*** Dataset excerpts

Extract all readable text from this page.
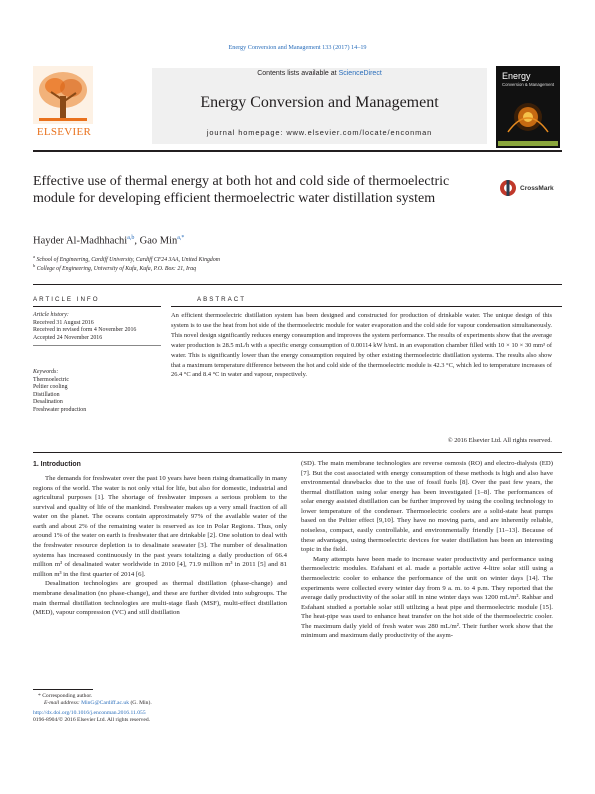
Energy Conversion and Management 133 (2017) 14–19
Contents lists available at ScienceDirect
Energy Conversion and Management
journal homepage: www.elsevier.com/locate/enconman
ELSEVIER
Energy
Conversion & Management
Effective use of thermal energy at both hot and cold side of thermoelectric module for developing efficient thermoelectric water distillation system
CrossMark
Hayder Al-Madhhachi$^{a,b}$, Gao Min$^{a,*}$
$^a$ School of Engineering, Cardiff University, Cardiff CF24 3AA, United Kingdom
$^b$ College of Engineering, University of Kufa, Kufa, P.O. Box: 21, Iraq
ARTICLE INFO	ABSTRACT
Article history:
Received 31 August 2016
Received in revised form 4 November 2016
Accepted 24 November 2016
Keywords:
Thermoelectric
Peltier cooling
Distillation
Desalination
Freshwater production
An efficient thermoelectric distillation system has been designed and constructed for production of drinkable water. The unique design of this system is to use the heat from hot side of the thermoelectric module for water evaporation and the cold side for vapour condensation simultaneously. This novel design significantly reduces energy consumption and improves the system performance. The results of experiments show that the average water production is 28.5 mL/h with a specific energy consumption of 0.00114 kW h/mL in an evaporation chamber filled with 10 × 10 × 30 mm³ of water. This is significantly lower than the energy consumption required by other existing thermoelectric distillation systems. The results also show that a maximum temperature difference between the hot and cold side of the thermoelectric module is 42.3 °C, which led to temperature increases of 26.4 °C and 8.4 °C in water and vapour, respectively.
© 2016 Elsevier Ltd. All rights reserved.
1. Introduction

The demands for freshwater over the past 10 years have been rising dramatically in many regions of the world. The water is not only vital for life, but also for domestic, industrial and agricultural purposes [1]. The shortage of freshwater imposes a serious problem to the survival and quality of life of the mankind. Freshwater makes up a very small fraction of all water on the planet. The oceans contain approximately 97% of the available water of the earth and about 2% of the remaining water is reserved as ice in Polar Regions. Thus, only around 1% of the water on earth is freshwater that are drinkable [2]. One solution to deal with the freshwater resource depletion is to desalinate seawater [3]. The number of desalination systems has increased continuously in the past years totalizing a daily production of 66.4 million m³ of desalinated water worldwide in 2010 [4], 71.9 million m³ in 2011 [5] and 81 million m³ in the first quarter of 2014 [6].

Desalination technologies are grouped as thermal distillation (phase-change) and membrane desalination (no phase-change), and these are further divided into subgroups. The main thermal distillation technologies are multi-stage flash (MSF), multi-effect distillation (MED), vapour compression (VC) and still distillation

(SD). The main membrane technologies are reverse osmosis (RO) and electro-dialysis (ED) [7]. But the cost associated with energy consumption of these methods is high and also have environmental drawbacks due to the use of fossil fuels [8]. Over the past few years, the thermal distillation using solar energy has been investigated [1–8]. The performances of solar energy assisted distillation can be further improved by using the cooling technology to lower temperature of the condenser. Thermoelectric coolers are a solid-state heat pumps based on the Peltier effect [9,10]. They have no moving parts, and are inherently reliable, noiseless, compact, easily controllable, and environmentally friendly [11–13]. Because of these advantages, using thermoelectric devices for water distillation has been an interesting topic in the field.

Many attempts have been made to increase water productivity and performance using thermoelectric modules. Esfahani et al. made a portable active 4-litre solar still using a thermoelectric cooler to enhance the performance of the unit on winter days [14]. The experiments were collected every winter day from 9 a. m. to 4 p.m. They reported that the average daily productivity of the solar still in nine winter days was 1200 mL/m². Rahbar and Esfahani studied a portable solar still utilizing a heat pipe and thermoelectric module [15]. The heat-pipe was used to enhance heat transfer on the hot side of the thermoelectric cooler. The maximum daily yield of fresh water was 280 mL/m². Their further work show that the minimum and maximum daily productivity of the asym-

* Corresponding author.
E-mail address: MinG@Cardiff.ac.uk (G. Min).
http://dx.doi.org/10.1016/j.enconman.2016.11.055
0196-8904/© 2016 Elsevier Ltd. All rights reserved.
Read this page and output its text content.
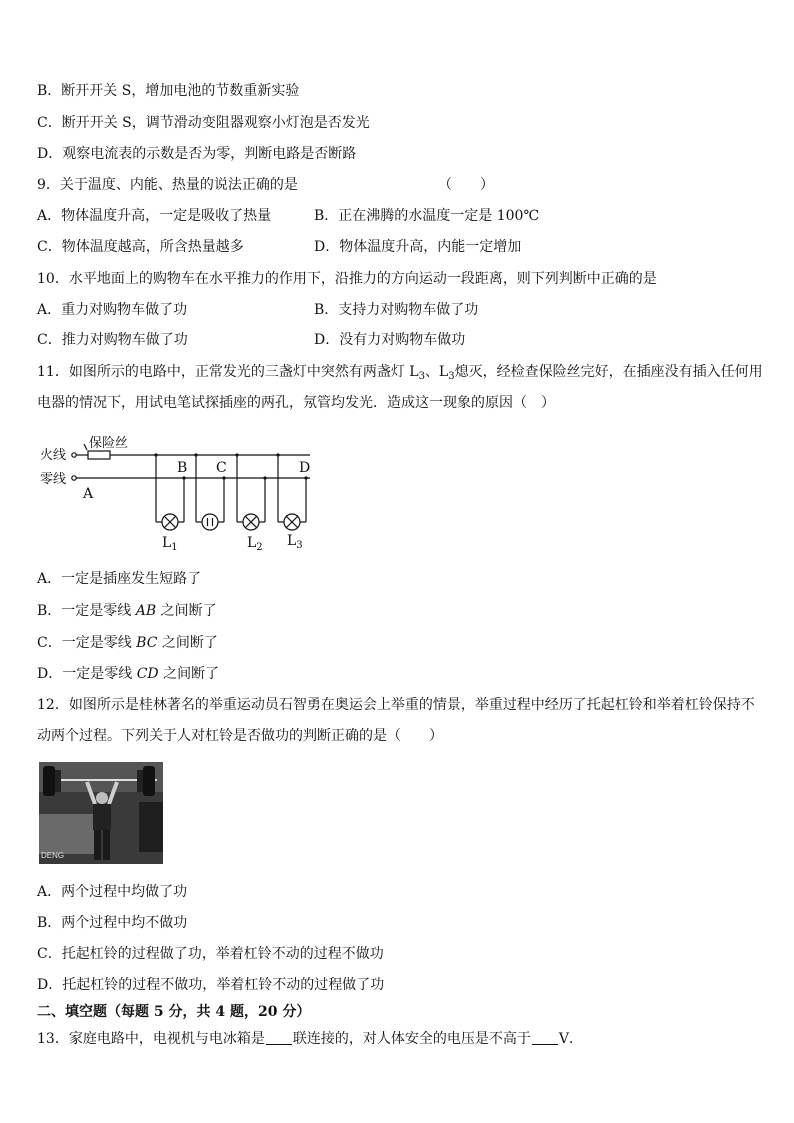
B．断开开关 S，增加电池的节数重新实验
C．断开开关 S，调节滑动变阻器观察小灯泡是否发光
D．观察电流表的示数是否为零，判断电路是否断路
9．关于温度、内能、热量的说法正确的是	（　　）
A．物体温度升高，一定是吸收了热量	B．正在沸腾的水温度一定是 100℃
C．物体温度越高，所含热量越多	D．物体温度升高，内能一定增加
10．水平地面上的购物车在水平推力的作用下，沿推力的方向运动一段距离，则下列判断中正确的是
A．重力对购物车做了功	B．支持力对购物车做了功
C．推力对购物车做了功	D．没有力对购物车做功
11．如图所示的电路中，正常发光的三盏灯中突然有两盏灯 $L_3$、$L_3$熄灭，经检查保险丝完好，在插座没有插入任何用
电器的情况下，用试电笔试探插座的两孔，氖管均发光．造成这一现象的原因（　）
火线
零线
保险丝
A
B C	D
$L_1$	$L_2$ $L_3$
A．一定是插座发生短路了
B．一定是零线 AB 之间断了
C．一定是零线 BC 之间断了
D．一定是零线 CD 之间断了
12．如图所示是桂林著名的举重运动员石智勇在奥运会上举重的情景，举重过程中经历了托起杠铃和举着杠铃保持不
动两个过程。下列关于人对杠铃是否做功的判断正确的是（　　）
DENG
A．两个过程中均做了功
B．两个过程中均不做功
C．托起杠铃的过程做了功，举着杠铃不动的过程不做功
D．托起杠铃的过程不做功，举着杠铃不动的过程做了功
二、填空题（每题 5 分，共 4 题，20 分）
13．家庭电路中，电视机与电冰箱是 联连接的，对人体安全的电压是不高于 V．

******

Written task: Which lines hold the word "enconman"? Copy all of them.

Response to this exercise:
journal homepage: www.elsevier.com/locate/enconman
http://dx.doi.org/10.1016/j.enconman.2016.11.055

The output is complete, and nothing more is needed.